## Written problem
Copy every one of the records below line for line, without changing anything. Leave the pictures out of your copy.

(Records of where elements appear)

+---+

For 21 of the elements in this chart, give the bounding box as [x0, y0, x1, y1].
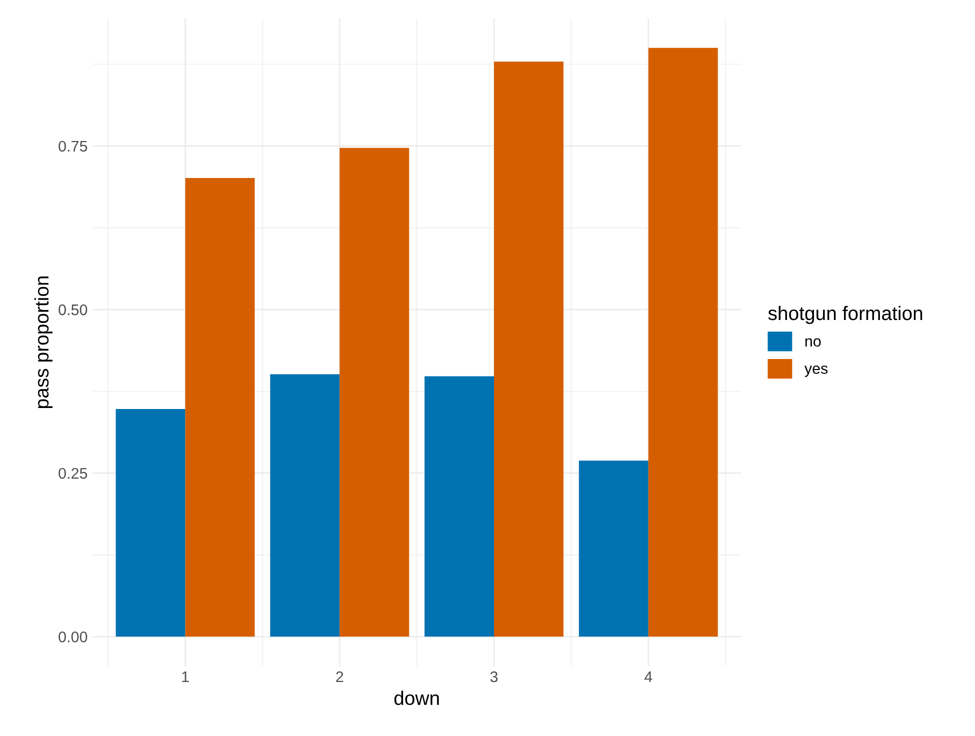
text: 0.00 [58, 632, 88, 642]
bar [185, 178, 255, 637]
bar [340, 148, 410, 637]
bar [648, 48, 718, 637]
legend-label: yes [804, 366, 828, 377]
bar [494, 62, 564, 637]
x-axis-title: down [394, 690, 439, 706]
y-tick-label: 0.50 [58, 304, 88, 316]
x-tick-label: 3 [490, 671, 498, 682]
y-axis-title: pass proportion [34, 276, 52, 408]
y-tick-label: 0.75 [58, 140, 88, 152]
bar [270, 374, 340, 637]
bar [424, 376, 494, 637]
y-tick-label: 0.25 [58, 468, 88, 479]
x-tick-label: 4 [644, 672, 652, 682]
bar [116, 408, 186, 637]
legend-label: no [805, 338, 821, 347]
x-tick-label: 2 [336, 671, 344, 682]
x-tick-label: 1 [182, 672, 189, 682]
bar [578, 460, 648, 637]
legend-title: shotgun formation [768, 306, 922, 324]
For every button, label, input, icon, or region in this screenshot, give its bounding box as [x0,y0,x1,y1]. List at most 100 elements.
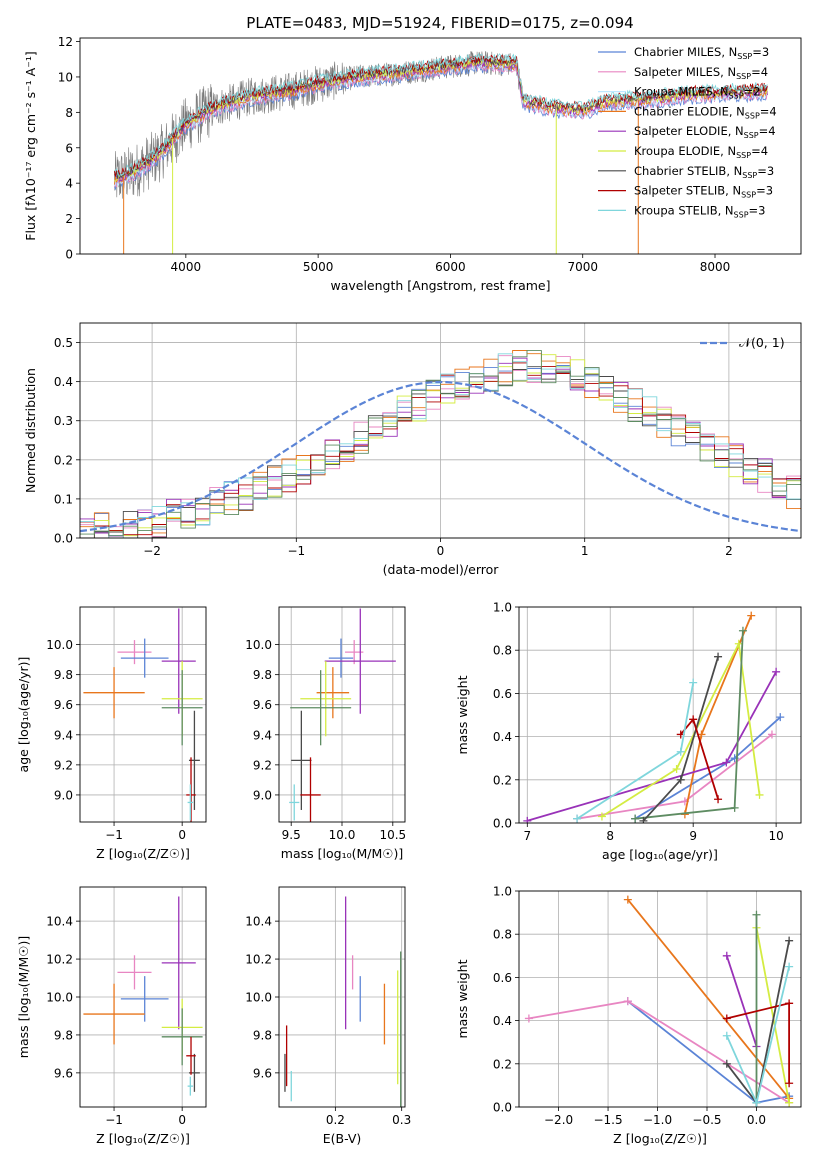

+---+

## Full output
For 21 of the elements in this chart, give the bounding box as [x0, y0, x1, y1].
text: 0.00 [58, 632, 88, 642]
bar [185, 178, 255, 637]
bar [340, 148, 410, 637]
bar [648, 48, 718, 637]
legend-label: yes [804, 366, 828, 377]
bar [494, 62, 564, 637]
x-axis-title: down [394, 690, 439, 706]
y-tick-label: 0.50 [58, 304, 88, 316]
x-tick-label: 3 [490, 671, 498, 682]
y-axis-title: pass proportion [34, 276, 52, 408]
y-tick-label: 0.75 [58, 140, 88, 152]
bar [270, 374, 340, 637]
bar [424, 376, 494, 637]
y-tick-label: 0.25 [58, 468, 88, 479]
x-tick-label: 4 [644, 672, 652, 682]
bar [116, 408, 186, 637]
legend-label: no [805, 338, 821, 347]
x-tick-label: 2 [336, 671, 344, 682]
x-tick-label: 1 [182, 672, 189, 682]
bar [578, 460, 648, 637]
legend-title: shotgun formation [768, 306, 922, 324]
For every button, label, input, icon, or region in this screenshot, give its bounding box as [x0,y0,x1,y1]. List at most 100 elements.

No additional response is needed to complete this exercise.